REQUIRED WORK: Extract the records in full, leaving every picture out.

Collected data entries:
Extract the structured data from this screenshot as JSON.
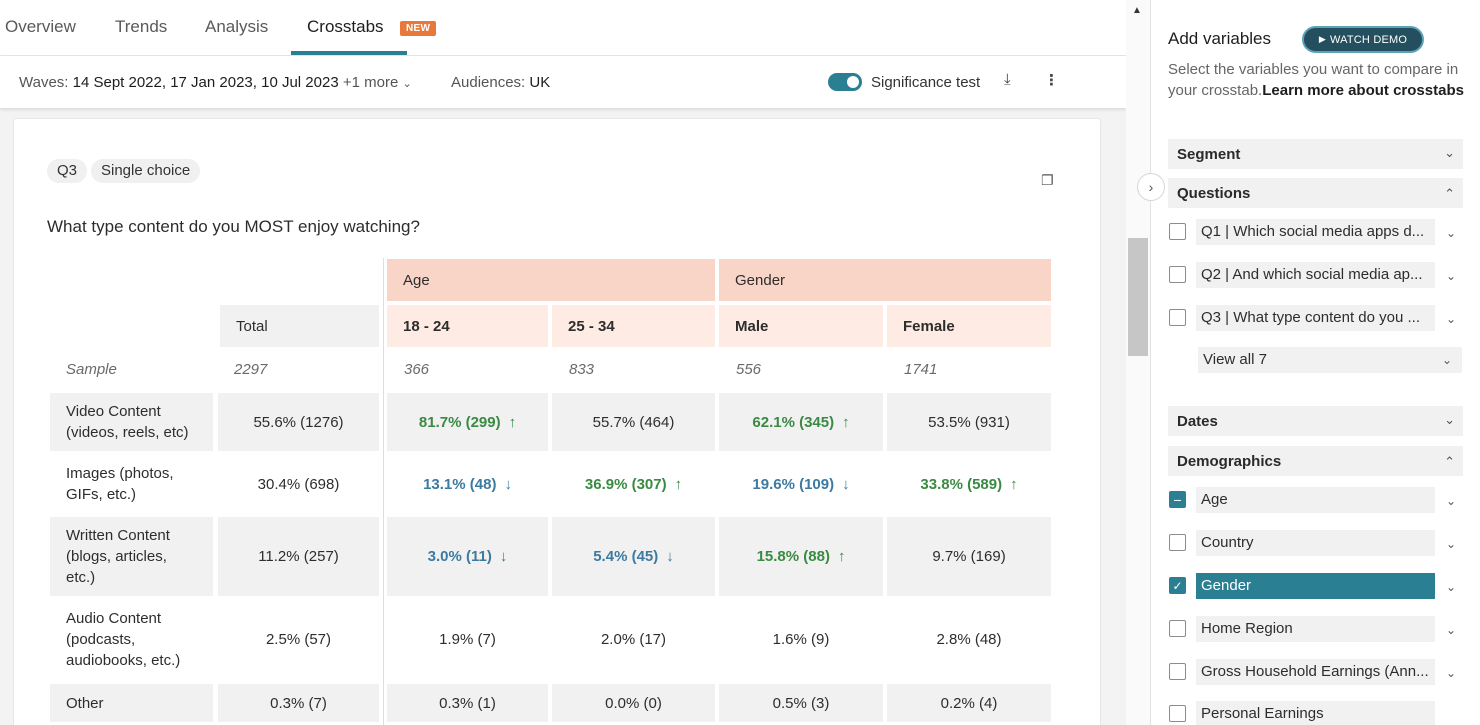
{
  "tabs": [
    {
      "label": "Overview"
    },
    {
      "label": "Trends"
    },
    {
      "label": "Analysis"
    },
    {
      "label": "Crosstabs",
      "badge": "NEW"
    }
  ],
  "filters": {
    "waves_label": "Waves:",
    "waves_value": "14 Sept 2022, 17 Jan 2023, 10 Jul 2023",
    "waves_more": "+1 more",
    "audiences_label": "Audiences:",
    "audiences_value": "UK",
    "significance_label": "Significance test"
  },
  "question": {
    "code": "Q3",
    "type": "Single choice",
    "text": "What type content do you MOST enjoy watching?"
  },
  "table": {
    "groups": [
      "Age",
      "Gender"
    ],
    "columns": [
      "Total",
      "18 - 24",
      "25 - 34",
      "Male",
      "Female"
    ],
    "sample_label": "Sample",
    "sample": [
      "2297",
      "366",
      "833",
      "556",
      "1741"
    ],
    "rows": [
      {
        "label": "Video Content (videos, reels, etc)",
        "cells": [
          {
            "v": "55.6% (1276)",
            "sig": "none"
          },
          {
            "v": "81.7% (299)",
            "sig": "up"
          },
          {
            "v": "55.7% (464)",
            "sig": "none"
          },
          {
            "v": "62.1% (345)",
            "sig": "up"
          },
          {
            "v": "53.5% (931)",
            "sig": "none"
          }
        ]
      },
      {
        "label": "Images (photos, GIFs, etc.)",
        "cells": [
          {
            "v": "30.4% (698)",
            "sig": "none"
          },
          {
            "v": "13.1% (48)",
            "sig": "down"
          },
          {
            "v": "36.9% (307)",
            "sig": "up"
          },
          {
            "v": "19.6% (109)",
            "sig": "down"
          },
          {
            "v": "33.8% (589)",
            "sig": "up"
          }
        ]
      },
      {
        "label": "Written Content (blogs, articles, etc.)",
        "cells": [
          {
            "v": "11.2% (257)",
            "sig": "none"
          },
          {
            "v": "3.0% (11)",
            "sig": "down"
          },
          {
            "v": "5.4% (45)",
            "sig": "down"
          },
          {
            "v": "15.8% (88)",
            "sig": "up"
          },
          {
            "v": "9.7% (169)",
            "sig": "none"
          }
        ]
      },
      {
        "label": "Audio Content (podcasts, audiobooks, etc.)",
        "cells": [
          {
            "v": "2.5% (57)",
            "sig": "none"
          },
          {
            "v": "1.9% (7)",
            "sig": "none"
          },
          {
            "v": "2.0% (17)",
            "sig": "none"
          },
          {
            "v": "1.6% (9)",
            "sig": "none"
          },
          {
            "v": "2.8% (48)",
            "sig": "none"
          }
        ]
      },
      {
        "label": "Other",
        "cells": [
          {
            "v": "0.3% (7)",
            "sig": "none"
          },
          {
            "v": "0.3% (1)",
            "sig": "none"
          },
          {
            "v": "0.0% (0)",
            "sig": "none"
          },
          {
            "v": "0.5% (3)",
            "sig": "none"
          },
          {
            "v": "0.2% (4)",
            "sig": "none"
          }
        ]
      }
    ]
  },
  "panel": {
    "title": "Add variables",
    "watch_demo": "WATCH DEMO",
    "desc_plain": "Select the variables you want to compare in your crosstab.",
    "desc_link": "Learn more about crosstabs",
    "sections": {
      "segment": "Segment",
      "questions": "Questions",
      "dates": "Dates",
      "demographics": "Demographics"
    },
    "questions": [
      {
        "label": "Q1 | Which social media apps d...",
        "checked": false
      },
      {
        "label": "Q2 | And which social media ap...",
        "checked": false
      },
      {
        "label": "Q3 | What type content do you ...",
        "checked": false
      }
    ],
    "view_all": "View all 7",
    "demographics": [
      {
        "label": "Age",
        "state": "partial"
      },
      {
        "label": "Country",
        "state": "unchecked"
      },
      {
        "label": "Gender",
        "state": "checked"
      },
      {
        "label": "Home Region",
        "state": "unchecked"
      },
      {
        "label": "Gross Household Earnings (Ann...",
        "state": "unchecked"
      },
      {
        "label": "Personal Earnings",
        "state": "unchecked"
      }
    ]
  },
  "colors": {
    "accent": "#2a7f92",
    "badge": "#e8793a",
    "sig_up": "#3a8a43",
    "sig_down": "#3d7aa0",
    "header_peach": "#f9d5c7"
  }
}
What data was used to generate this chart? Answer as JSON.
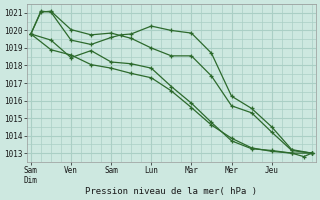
{
  "title": "",
  "xlabel": "Pression niveau de la mer( hPa )",
  "ylabel": "",
  "bg_color": "#cde8e0",
  "grid_color": "#aacfc5",
  "line_color": "#2d6a2d",
  "ylim": [
    1012.5,
    1021.5
  ],
  "xlim": [
    -0.1,
    7.1
  ],
  "xtick_labels": [
    "Sam\nDim",
    "Ven",
    "Sam",
    "Lun",
    "Mar",
    "Mer",
    "Jeu"
  ],
  "xtick_positions": [
    0,
    1,
    2,
    3,
    4,
    5,
    6
  ],
  "ytick_values": [
    1013,
    1014,
    1015,
    1016,
    1017,
    1018,
    1019,
    1020,
    1021
  ],
  "series": [
    {
      "x": [
        0.0,
        0.25,
        0.5,
        1.0,
        1.5,
        2.0,
        2.5,
        3.0,
        3.5,
        4.0,
        4.5,
        5.0,
        5.5,
        6.0,
        6.5,
        7.0
      ],
      "y": [
        1019.8,
        1021.05,
        1021.1,
        1020.05,
        1019.75,
        1019.85,
        1019.55,
        1019.0,
        1018.55,
        1018.55,
        1017.4,
        1015.7,
        1015.3,
        1014.2,
        1013.15,
        1013.0
      ]
    },
    {
      "x": [
        0.0,
        0.25,
        0.5,
        1.0,
        1.5,
        2.0,
        2.25,
        2.5,
        3.0,
        3.5,
        4.0,
        4.5,
        5.0,
        5.5,
        6.0,
        6.5,
        7.0
      ],
      "y": [
        1019.8,
        1021.1,
        1021.05,
        1019.45,
        1019.2,
        1019.6,
        1019.75,
        1019.8,
        1020.25,
        1020.0,
        1019.85,
        1018.7,
        1016.25,
        1015.55,
        1014.5,
        1013.2,
        1013.0
      ]
    },
    {
      "x": [
        0.0,
        0.5,
        1.0,
        1.5,
        2.0,
        2.5,
        3.0,
        3.5,
        4.0,
        4.5,
        5.0,
        5.5,
        6.0,
        6.5,
        7.0
      ],
      "y": [
        1019.8,
        1019.45,
        1018.45,
        1018.85,
        1018.2,
        1018.1,
        1017.85,
        1016.8,
        1015.85,
        1014.75,
        1013.7,
        1013.25,
        1013.15,
        1013.0,
        1013.0
      ]
    },
    {
      "x": [
        0.0,
        0.5,
        1.0,
        1.5,
        2.0,
        2.5,
        3.0,
        3.5,
        4.0,
        4.5,
        5.0,
        5.5,
        6.0,
        6.5,
        6.8,
        7.0
      ],
      "y": [
        1019.8,
        1018.9,
        1018.6,
        1018.05,
        1017.85,
        1017.55,
        1017.3,
        1016.55,
        1015.6,
        1014.6,
        1013.85,
        1013.3,
        1013.1,
        1013.0,
        1012.8,
        1013.0
      ]
    }
  ]
}
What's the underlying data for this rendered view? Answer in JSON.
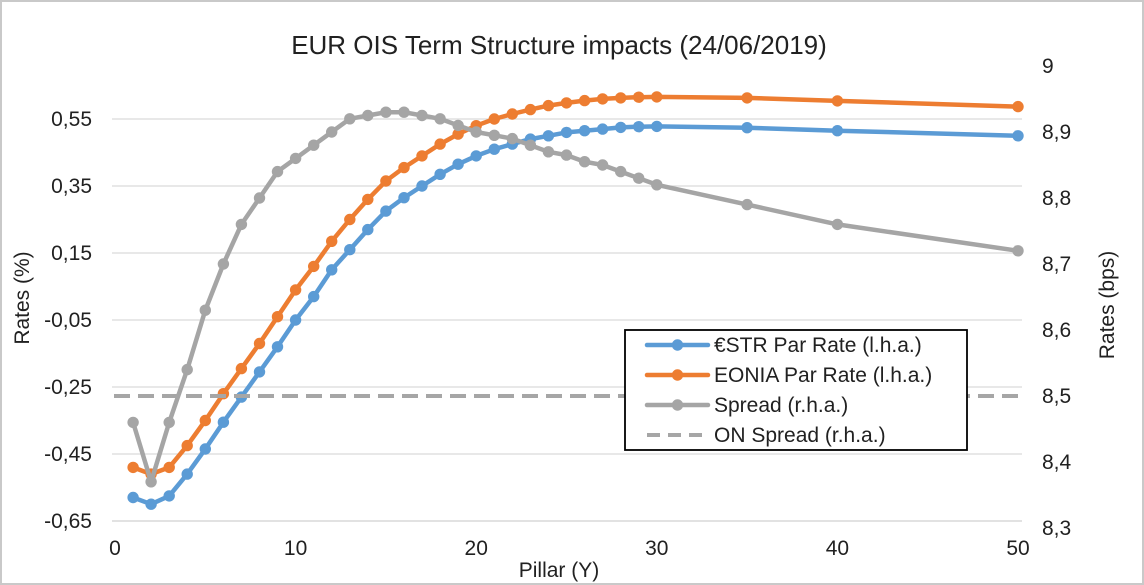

EXERCISE OUTPUT:
Extract the structured data from this screenshot as JSON.
{
  "tabs": [
    {
      "label": "Overview"
    },
    {
      "label": "Trends"
    },
    {
      "label": "Analysis"
    },
    {
      "label": "Crosstabs",
      "badge": "NEW"
    }
  ],
  "filters": {
    "waves_label": "Waves:",
    "waves_value": "14 Sept 2022, 17 Jan 2023, 10 Jul 2023",
    "waves_more": "+1 more",
    "audiences_label": "Audiences:",
    "audiences_value": "UK",
    "significance_label": "Significance test"
  },
  "question": {
    "code": "Q3",
    "type": "Single choice",
    "text": "What type content do you MOST enjoy watching?"
  },
  "table": {
    "groups": [
      "Age",
      "Gender"
    ],
    "columns": [
      "Total",
      "18 - 24",
      "25 - 34",
      "Male",
      "Female"
    ],
    "sample_label": "Sample",
    "sample": [
      "2297",
      "366",
      "833",
      "556",
      "1741"
    ],
    "rows": [
      {
        "label": "Video Content (videos, reels, etc)",
        "cells": [
          {
            "v": "55.6% (1276)",
            "sig": "none"
          },
          {
            "v": "81.7% (299)",
            "sig": "up"
          },
          {
            "v": "55.7% (464)",
            "sig": "none"
          },
          {
            "v": "62.1% (345)",
            "sig": "up"
          },
          {
            "v": "53.5% (931)",
            "sig": "none"
          }
        ]
      },
      {
        "label": "Images (photos, GIFs, etc.)",
        "cells": [
          {
            "v": "30.4% (698)",
            "sig": "none"
          },
          {
            "v": "13.1% (48)",
            "sig": "down"
          },
          {
            "v": "36.9% (307)",
            "sig": "up"
          },
          {
            "v": "19.6% (109)",
            "sig": "down"
          },
          {
            "v": "33.8% (589)",
            "sig": "up"
          }
        ]
      },
      {
        "label": "Written Content (blogs, articles, etc.)",
        "cells": [
          {
            "v": "11.2% (257)",
            "sig": "none"
          },
          {
            "v": "3.0% (11)",
            "sig": "down"
          },
          {
            "v": "5.4% (45)",
            "sig": "down"
          },
          {
            "v": "15.8% (88)",
            "sig": "up"
          },
          {
            "v": "9.7% (169)",
            "sig": "none"
          }
        ]
      },
      {
        "label": "Audio Content (podcasts, audiobooks, etc.)",
        "cells": [
          {
            "v": "2.5% (57)",
            "sig": "none"
          },
          {
            "v": "1.9% (7)",
            "sig": "none"
          },
          {
            "v": "2.0% (17)",
            "sig": "none"
          },
          {
            "v": "1.6% (9)",
            "sig": "none"
          },
          {
            "v": "2.8% (48)",
            "sig": "none"
          }
        ]
      },
      {
        "label": "Other",
        "cells": [
          {
            "v": "0.3% (7)",
            "sig": "none"
          },
          {
            "v": "0.3% (1)",
            "sig": "none"
          },
          {
            "v": "0.0% (0)",
            "sig": "none"
          },
          {
            "v": "0.5% (3)",
            "sig": "none"
          },
          {
            "v": "0.2% (4)",
            "sig": "none"
          }
        ]
      }
    ]
  },
  "panel": {
    "title": "Add variables",
    "watch_demo": "WATCH DEMO",
    "desc_plain": "Select the variables you want to compare in your crosstab.",
    "desc_link": "Learn more about crosstabs",
    "sections": {
      "segment": "Segment",
      "questions": "Questions",
      "dates": "Dates",
      "demographics": "Demographics"
    },
    "questions": [
      {
        "label": "Q1 | Which social media apps d...",
        "checked": false
      },
      {
        "label": "Q2 | And which social media ap...",
        "checked": false
      },
      {
        "label": "Q3 | What type content do you ...",
        "checked": false
      }
    ],
    "view_all": "View all 7",
    "demographics": [
      {
        "label": "Age",
        "state": "partial"
      },
      {
        "label": "Country",
        "state": "unchecked"
      },
      {
        "label": "Gender",
        "state": "checked"
      },
      {
        "label": "Home Region",
        "state": "unchecked"
      },
      {
        "label": "Gross Household Earnings (Ann...",
        "state": "unchecked"
      },
      {
        "label": "Personal Earnings",
        "state": "unchecked"
      }
    ]
  },
  "colors": {
    "accent": "#2a7f92",
    "badge": "#e8793a",
    "sig_up": "#3a8a43",
    "sig_down": "#3d7aa0",
    "header_peach": "#f9d5c7"
  }
}
What data was used to generate this chart? Answer as JSON.
{
  "title": "",
  "xlabel": "Pression niveau de la mer( hPa )",
  "ylabel": "",
  "bg_color": "#cde8e0",
  "grid_color": "#aacfc5",
  "line_color": "#2d6a2d",
  "ylim": [
    1012.5,
    1021.5
  ],
  "xlim": [
    -0.1,
    7.1
  ],
  "xtick_labels": [
    "Sam\nDim",
    "Ven",
    "Sam",
    "Lun",
    "Mar",
    "Mer",
    "Jeu"
  ],
  "xtick_positions": [
    0,
    1,
    2,
    3,
    4,
    5,
    6
  ],
  "ytick_values": [
    1013,
    1014,
    1015,
    1016,
    1017,
    1018,
    1019,
    1020,
    1021
  ],
  "series": [
    {
      "x": [
        0.0,
        0.25,
        0.5,
        1.0,
        1.5,
        2.0,
        2.5,
        3.0,
        3.5,
        4.0,
        4.5,
        5.0,
        5.5,
        6.0,
        6.5,
        7.0
      ],
      "y": [
        1019.8,
        1021.05,
        1021.1,
        1020.05,
        1019.75,
        1019.85,
        1019.55,
        1019.0,
        1018.55,
        1018.55,
        1017.4,
        1015.7,
        1015.3,
        1014.2,
        1013.15,
        1013.0
      ]
    },
    {
      "x": [
        0.0,
        0.25,
        0.5,
        1.0,
        1.5,
        2.0,
        2.25,
        2.5,
        3.0,
        3.5,
        4.0,
        4.5,
        5.0,
        5.5,
        6.0,
        6.5,
        7.0
      ],
      "y": [
        1019.8,
        1021.1,
        1021.05,
        1019.45,
        1019.2,
        1019.6,
        1019.75,
        1019.8,
        1020.25,
        1020.0,
        1019.85,
        1018.7,
        1016.25,
        1015.55,
        1014.5,
        1013.2,
        1013.0
      ]
    },
    {
      "x": [
        0.0,
        0.5,
        1.0,
        1.5,
        2.0,
        2.5,
        3.0,
        3.5,
        4.0,
        4.5,
        5.0,
        5.5,
        6.0,
        6.5,
        7.0
      ],
      "y": [
        1019.8,
        1019.45,
        1018.45,
        1018.85,
        1018.2,
        1018.1,
        1017.85,
        1016.8,
        1015.85,
        1014.75,
        1013.7,
        1013.25,
        1013.15,
        1013.0,
        1013.0
      ]
    },
    {
      "x": [
        0.0,
        0.5,
        1.0,
        1.5,
        2.0,
        2.5,
        3.0,
        3.5,
        4.0,
        4.5,
        5.0,
        5.5,
        6.0,
        6.5,
        6.8,
        7.0
      ],
      "y": [
        1019.8,
        1018.9,
        1018.6,
        1018.05,
        1017.85,
        1017.55,
        1017.3,
        1016.55,
        1015.6,
        1014.6,
        1013.85,
        1013.3,
        1013.1,
        1013.0,
        1012.8,
        1013.0
      ]
    }
  ]
}
What's the underlying data for this rendered view? Answer in JSON.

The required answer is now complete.